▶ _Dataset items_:
:::::
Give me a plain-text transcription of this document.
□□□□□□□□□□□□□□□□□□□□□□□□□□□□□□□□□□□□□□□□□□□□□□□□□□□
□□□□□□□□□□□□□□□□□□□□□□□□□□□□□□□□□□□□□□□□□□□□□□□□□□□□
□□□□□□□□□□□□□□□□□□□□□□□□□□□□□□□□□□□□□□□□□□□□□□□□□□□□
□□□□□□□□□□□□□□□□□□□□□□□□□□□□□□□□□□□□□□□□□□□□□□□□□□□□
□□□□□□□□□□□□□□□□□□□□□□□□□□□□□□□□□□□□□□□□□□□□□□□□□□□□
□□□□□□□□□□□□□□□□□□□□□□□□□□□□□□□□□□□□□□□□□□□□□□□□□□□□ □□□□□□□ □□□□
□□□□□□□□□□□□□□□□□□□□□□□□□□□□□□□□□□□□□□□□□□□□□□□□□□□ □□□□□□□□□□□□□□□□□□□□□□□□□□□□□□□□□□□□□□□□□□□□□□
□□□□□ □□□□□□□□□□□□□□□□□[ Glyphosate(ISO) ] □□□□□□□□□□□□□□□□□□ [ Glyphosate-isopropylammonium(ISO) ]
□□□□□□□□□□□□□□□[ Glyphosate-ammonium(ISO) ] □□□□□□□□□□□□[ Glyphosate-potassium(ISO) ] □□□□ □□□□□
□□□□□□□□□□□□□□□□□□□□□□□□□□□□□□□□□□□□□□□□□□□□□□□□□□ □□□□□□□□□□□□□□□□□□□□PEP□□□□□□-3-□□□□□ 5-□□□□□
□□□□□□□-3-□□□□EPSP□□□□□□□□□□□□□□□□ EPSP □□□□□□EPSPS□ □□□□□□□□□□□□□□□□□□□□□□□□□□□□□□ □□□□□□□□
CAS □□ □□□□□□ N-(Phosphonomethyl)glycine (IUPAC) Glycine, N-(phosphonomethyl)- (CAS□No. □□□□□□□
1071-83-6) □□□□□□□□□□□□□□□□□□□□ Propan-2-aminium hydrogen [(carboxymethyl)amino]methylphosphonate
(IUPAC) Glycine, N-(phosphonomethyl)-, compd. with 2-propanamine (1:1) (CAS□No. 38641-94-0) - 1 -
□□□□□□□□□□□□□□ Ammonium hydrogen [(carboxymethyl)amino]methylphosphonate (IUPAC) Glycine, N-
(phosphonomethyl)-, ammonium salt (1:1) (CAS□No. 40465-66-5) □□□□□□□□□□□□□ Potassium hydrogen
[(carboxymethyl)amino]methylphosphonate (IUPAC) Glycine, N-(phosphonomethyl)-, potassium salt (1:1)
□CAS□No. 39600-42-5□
:::::
▶ _TASK_: Restate each entry exactly, skipping none.

▶ _COMPLETED EXERCISE_:
Give me a plain-text transcription of this document.
□□□□□□□□□□□□□□□□□□□□□□□□□□□□□□□□□□□□□□□□□□□□□□□□□□□
□□□□□□□□□□□□□□□□□□□□□□□□□□□□□□□□□□□□□□□□□□□□□□□□□□□□
□□□□□□□□□□□□□□□□□□□□□□□□□□□□□□□□□□□□□□□□□□□□□□□□□□□□
□□□□□□□□□□□□□□□□□□□□□□□□□□□□□□□□□□□□□□□□□□□□□□□□□□□□
□□□□□□□□□□□□□□□□□□□□□□□□□□□□□□□□□□□□□□□□□□□□□□□□□□□□
□□□□□□□□□□□□□□□□□□□□□□□□□□□□□□□□□□□□□□□□□□□□□□□□□□□□ □□□□□□□ □□□□
□□□□□□□□□□□□□□□□□□□□□□□□□□□□□□□□□□□□□□□□□□□□□□□□□□□ □□□□□□□□□□□□□□□□□□□□□□□□□□□□□□□□□□□□□□□□□□□□□□
□□□□□ □□□□□□□□□□□□□□□□□[ Glyphosate(ISO) ] □□□□□□□□□□□□□□□□□□ [ Glyphosate-isopropylammonium(ISO) ]
□□□□□□□□□□□□□□□[ Glyphosate-ammonium(ISO) ] □□□□□□□□□□□□[ Glyphosate-potassium(ISO) ] □□□□ □□□□□
□□□□□□□□□□□□□□□□□□□□□□□□□□□□□□□□□□□□□□□□□□□□□□□□□□ □□□□□□□□□□□□□□□□□□□□PEP□□□□□□-3-□□□□□ 5-□□□□□
□□□□□□□-3-□□□□EPSP□□□□□□□□□□□□□□□□ EPSP □□□□□□EPSPS□ □□□□□□□□□□□□□□□□□□□□□□□□□□□□□□ □□□□□□□□
CAS □□ □□□□□□ N-(Phosphonomethyl)glycine (IUPAC) Glycine, N-(phosphonomethyl)- (CAS□No. □□□□□□□
1071-83-6) □□□□□□□□□□□□□□□□□□□□ Propan-2-aminium hydrogen [(carboxymethyl)amino]methylphosphonate
(IUPAC) Glycine, N-(phosphonomethyl)-, compd. with 2-propanamine (1:1) (CAS□No. 38641-94-0) - 1 -
□□□□□□□□□□□□□□ Ammonium hydrogen [(carboxymethyl)amino]methylphosphonate (IUPAC) Glycine, N-
(phosphonomethyl)-, ammonium salt (1:1) (CAS□No. 40465-66-5) □□□□□□□□□□□□□ Potassium hydrogen
[(carboxymethyl)amino]methylphosphonate (IUPAC) Glycine, N-(phosphonomethyl)-, potassium salt (1:1)
□CAS□No. 39600-42-5□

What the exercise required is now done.